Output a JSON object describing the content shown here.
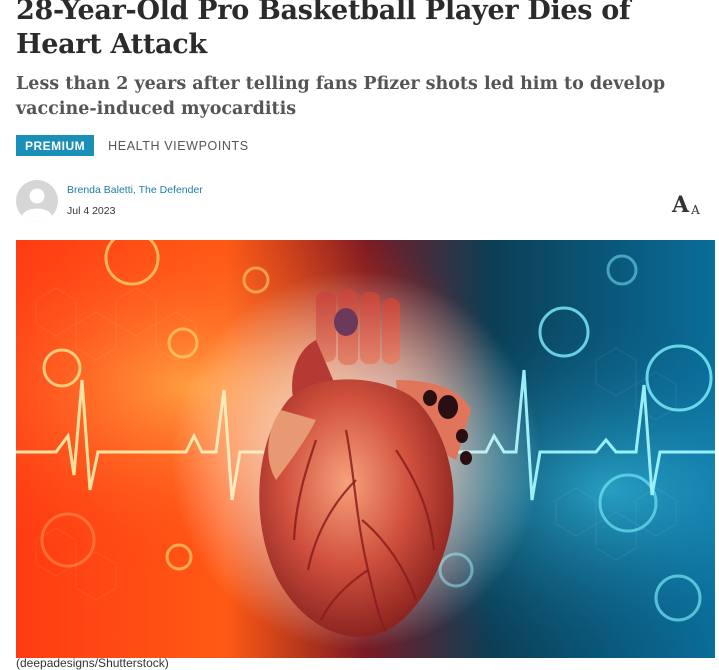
{
  "article": {
    "title": "28-Year-Old Pro Basketball Player Dies of Heart Attack",
    "subtitle": "Less than 2 years after telling fans Pfizer shots led him to develop vaccine-induced myocarditis",
    "badge": "PREMIUM",
    "category": "HEALTH VIEWPOINTS",
    "author": "Brenda Baletti, The Defender",
    "date": "Jul 4 2023",
    "font_size_big": "A",
    "font_size_small": "A",
    "image_caption": "(deepadesigns/Shutterstock)"
  },
  "colors": {
    "accent": "#1a8fb8",
    "author_link": "#1a7fa8",
    "title": "#2b2b2b"
  },
  "icons": {
    "avatar": "user-avatar-icon",
    "font_size": "font-size-icon"
  }
}
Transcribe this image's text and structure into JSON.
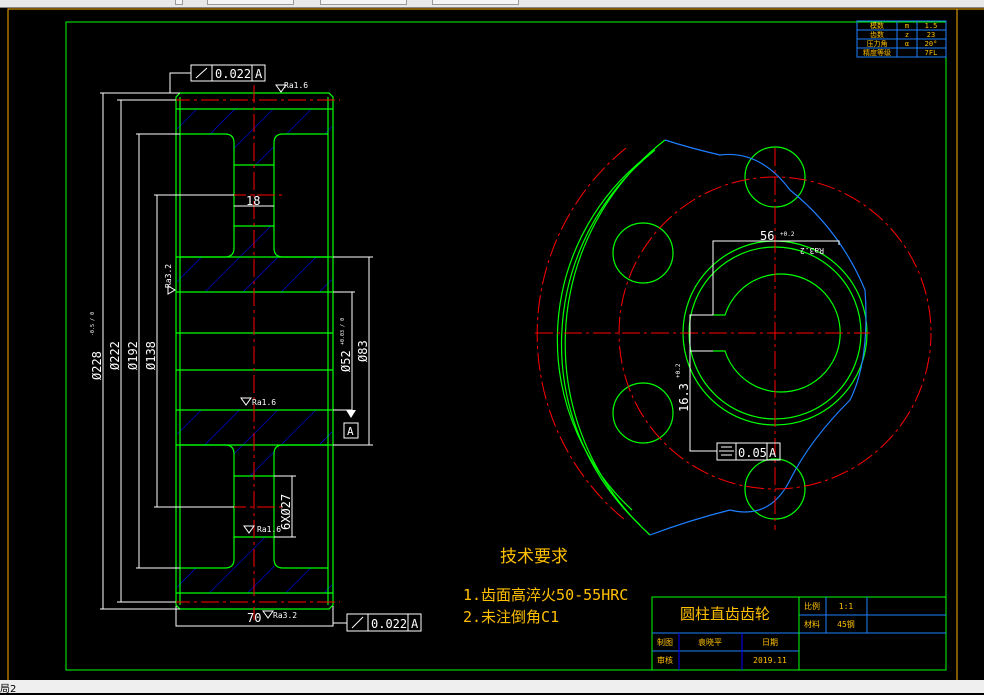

*-*-*

§ **TASK INSTRUCTIONS**: Write the records out again in full, exactly, and skip every picture.

§ **EXERCISE OUTPUT**:
Output a JSON object describing the content shown here.
{
  "article": {
    "title": "28-Year-Old Pro Basketball Player Dies of Heart Attack",
    "subtitle": "Less than 2 years after telling fans Pfizer shots led him to develop vaccine-induced myocarditis",
    "badge": "PREMIUM",
    "category": "HEALTH VIEWPOINTS",
    "author": "Brenda Baletti, The Defender",
    "date": "Jul 4 2023",
    "font_size_big": "A",
    "font_size_small": "A",
    "image_caption": "(deepadesigns/Shutterstock)"
  },
  "colors": {
    "accent": "#1a8fb8",
    "author_link": "#1a7fa8",
    "title": "#2b2b2b"
  },
  "icons": {
    "avatar": "user-avatar-icon",
    "font_size": "font-size-icon"
  }
}
Transcribe this image's text and structure into JSON.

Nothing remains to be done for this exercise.